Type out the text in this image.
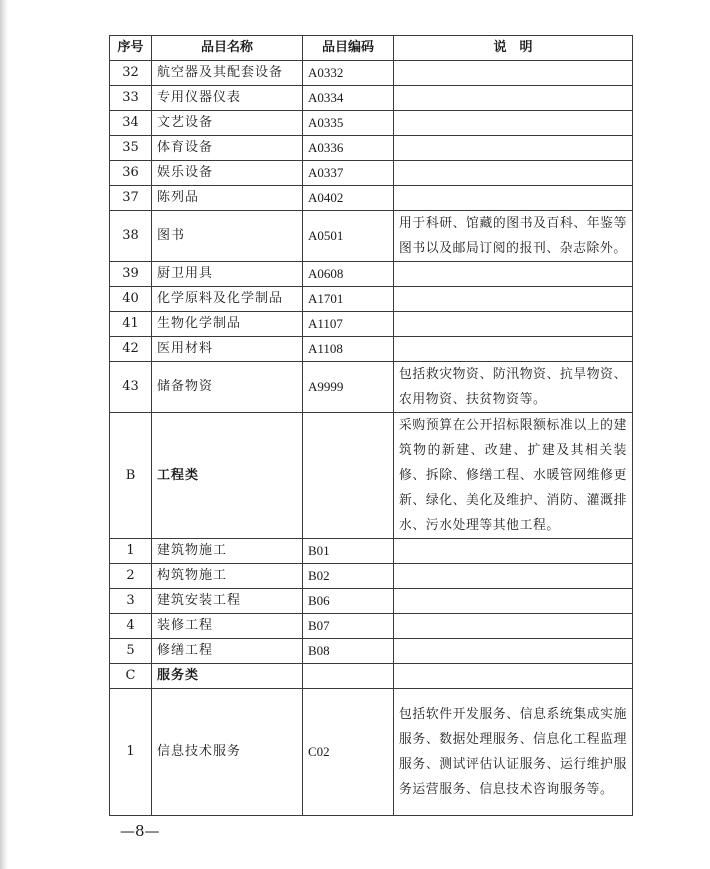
序号	品目名称	品目编码	说　明
32	航空器及其配套设备	A0332	
33	专用仪器仪表	A0334	
34	文艺设备	A0335	
35	体育设备	A0336	
36	娱乐设备	A0337	
37	陈列品	A0402	
38	图书	A0501	用于科研、馆藏的图书及百科、年鉴等图书以及邮局订阅的报刊、杂志除外。

39	厨卫用具	A0608	
40	化学原料及化学制品	A1701	
41	生物化学制品	A1107	
42	医用材料	A1108	
43	储备物资	A9999	包括救灾物资、防汛物资、抗旱物资、农用物资、扶贫物资等。

B	工程类		采购预算在公开招标限额标准以上的建筑物的新建、改建、扩建及其相关装修、拆除、修缮工程、水暖管网维修更新、绿化、美化及维护、消防、灌溉排水、污水处理等其他工程。

1	建筑物施工	B01	
2	构筑物施工	B02	
3	建筑安装工程	B06	
4	装修工程	B07	
5	修缮工程	B08	
C	服务类		
1	信息技术服务	C02	包括软件开发服务、信息系统集成实施服务、数据处理服务、信息化工程监理服务、测试评估认证服务、运行维护服务运营服务、信息技术咨询服务等。
—8—
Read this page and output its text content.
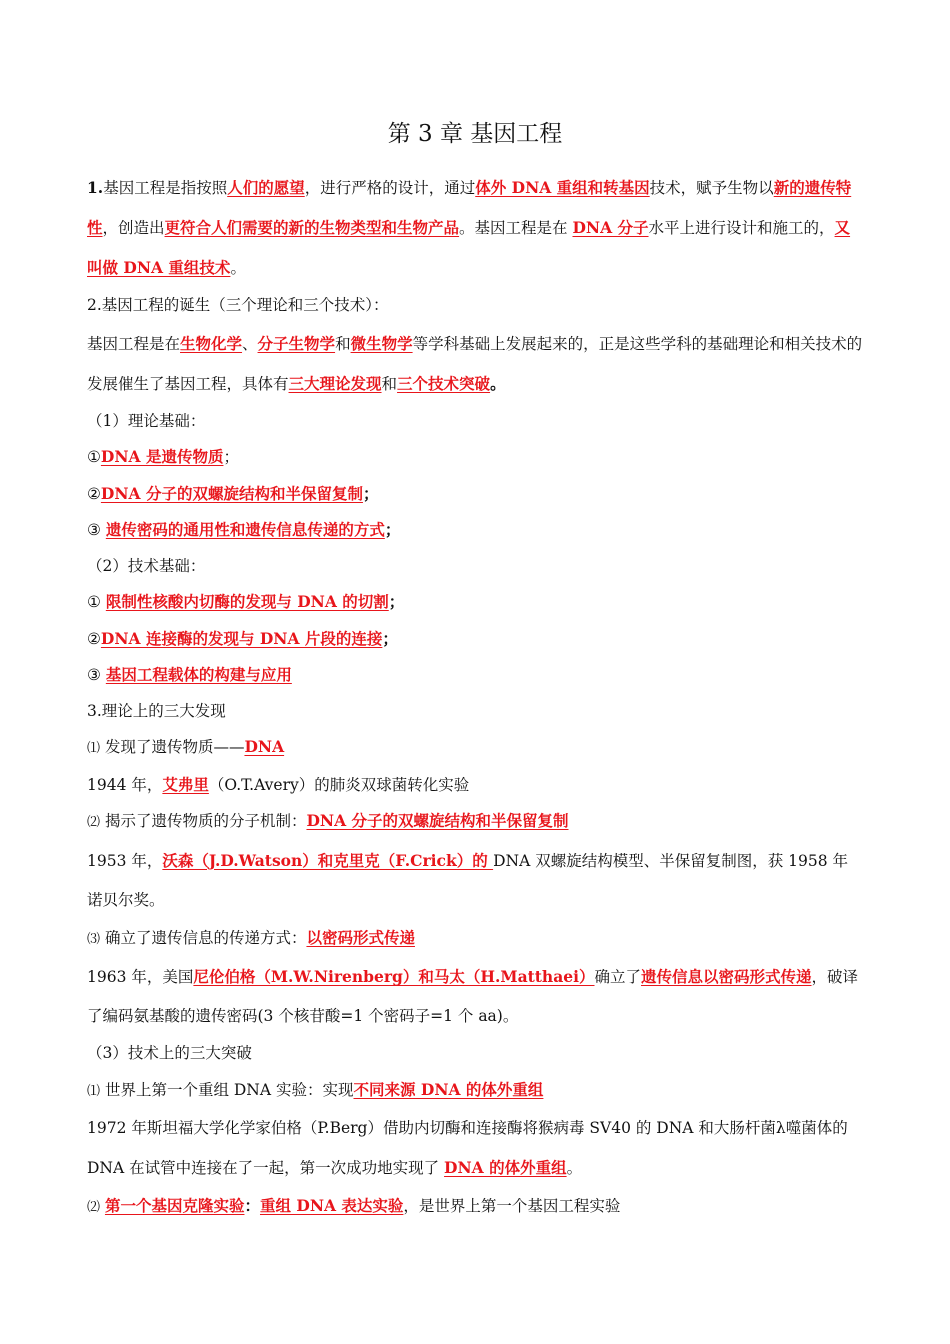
第 3 章 基因工程

1.基因工程是指按照人们的愿望，进行严格的设计，通过体外 DNA 重组和转基因技术，赋予生物以新的遗传特性，创造出更符合人们需要的新的生物类型和生物产品。基因工程是在 DNA 分子水平上进行设计和施工的，又叫做 DNA 重组技术。

2.基因工程的诞生（三个理论和三个技术）：

基因工程是在生物化学、分子生物学和微生物学等学科基础上发展起来的，正是这些学科的基础理论和相关技术的发展催生了基因工程，具体有三大理论发现和三个技术突破。

（1）理论基础：

①DNA 是遗传物质；

②DNA 分子的双螺旋结构和半保留复制；

③ 遗传密码的通用性和遗传信息传递的方式；

（2）技术基础：

① 限制性核酸内切酶的发现与 DNA 的切割；

②DNA 连接酶的发现与 DNA 片段的连接；

③ 基因工程载体的构建与应用

3.理论上的三大发现

⑴ 发现了遗传物质——DNA

1944 年，艾弗里（O.T.Avery）的肺炎双球菌转化实验

⑵ 揭示了遗传物质的分子机制：DNA 分子的双螺旋结构和半保留复制

1953 年，沃森（J.D.Watson）和克里克（F.Crick）的 DNA 双螺旋结构模型、半保留复制图，获 1958 年诺贝尔奖。

⑶ 确立了遗传信息的传递方式：以密码形式传递

1963 年，美国尼伦伯格（M.W.Nirenberg）和马太（H.Matthaei）确立了遗传信息以密码形式传递，破译了编码氨基酸的遗传密码(3 个核苷酸=1 个密码子=1 个 aa)。

（3）技术上的三大突破

⑴ 世界上第一个重组 DNA 实验：实现不同来源 DNA 的体外重组

1972 年斯坦福大学化学家伯格（P.Berg）借助内切酶和连接酶将猴病毒 SV40 的 DNA 和大肠杆菌λ噬菌体的 DNA 在试管中连接在了一起，第一次成功地实现了 DNA 的体外重组。

⑵ 第一个基因克隆实验：重组 DNA 表达实验，是世界上第一个基因工程实验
•••••
▸ **Short problem**: Repeat all the records above exactly, leaving out any pictures.

▸ **Reply to the exercise**:
Type out the text in this image.
序号	品目名称	品目编码	说　明
32	航空器及其配套设备	A0332	
33	专用仪器仪表	A0334	
34	文艺设备	A0335	
35	体育设备	A0336	
36	娱乐设备	A0337	
37	陈列品	A0402	
38	图书	A0501	用于科研、馆藏的图书及百科、年鉴等图书以及邮局订阅的报刊、杂志除外。

39	厨卫用具	A0608	
40	化学原料及化学制品	A1701	
41	生物化学制品	A1107	
42	医用材料	A1108	
43	储备物资	A9999	包括救灾物资、防汛物资、抗旱物资、农用物资、扶贫物资等。

B	工程类		采购预算在公开招标限额标准以上的建筑物的新建、改建、扩建及其相关装修、拆除、修缮工程、水暖管网维修更新、绿化、美化及维护、消防、灌溉排水、污水处理等其他工程。

1	建筑物施工	B01	
2	构筑物施工	B02	
3	建筑安装工程	B06	
4	装修工程	B07	
5	修缮工程	B08	
C	服务类		
1	信息技术服务	C02	包括软件开发服务、信息系统集成实施服务、数据处理服务、信息化工程监理服务、测试评估认证服务、运行维护服务运营服务、信息技术咨询服务等。
—8—
Read this page and output its text content.
第 3 章 基因工程

1.基因工程是指按照人们的愿望，进行严格的设计，通过体外 DNA 重组和转基因技术，赋予生物以新的遗传特性，创造出更符合人们需要的新的生物类型和生物产品。基因工程是在 DNA 分子水平上进行设计和施工的，又叫做 DNA 重组技术。

2.基因工程的诞生（三个理论和三个技术）：

基因工程是在生物化学、分子生物学和微生物学等学科基础上发展起来的，正是这些学科的基础理论和相关技术的发展催生了基因工程，具体有三大理论发现和三个技术突破。

（1）理论基础：

①DNA 是遗传物质；

②DNA 分子的双螺旋结构和半保留复制；

③ 遗传密码的通用性和遗传信息传递的方式；

（2）技术基础：

① 限制性核酸内切酶的发现与 DNA 的切割；

②DNA 连接酶的发现与 DNA 片段的连接；

③ 基因工程载体的构建与应用

3.理论上的三大发现

⑴ 发现了遗传物质——DNA

1944 年，艾弗里（O.T.Avery）的肺炎双球菌转化实验

⑵ 揭示了遗传物质的分子机制：DNA 分子的双螺旋结构和半保留复制

1953 年，沃森（J.D.Watson）和克里克（F.Crick）的 DNA 双螺旋结构模型、半保留复制图，获 1958 年诺贝尔奖。

⑶ 确立了遗传信息的传递方式：以密码形式传递

1963 年，美国尼伦伯格（M.W.Nirenberg）和马太（H.Matthaei）确立了遗传信息以密码形式传递，破译了编码氨基酸的遗传密码(3 个核苷酸=1 个密码子=1 个 aa)。

（3）技术上的三大突破

⑴ 世界上第一个重组 DNA 实验：实现不同来源 DNA 的体外重组

1972 年斯坦福大学化学家伯格（P.Berg）借助内切酶和连接酶将猴病毒 SV40 的 DNA 和大肠杆菌λ噬菌体的 DNA 在试管中连接在了一起，第一次成功地实现了 DNA 的体外重组。

⑵ 第一个基因克隆实验：重组 DNA 表达实验，是世界上第一个基因工程实验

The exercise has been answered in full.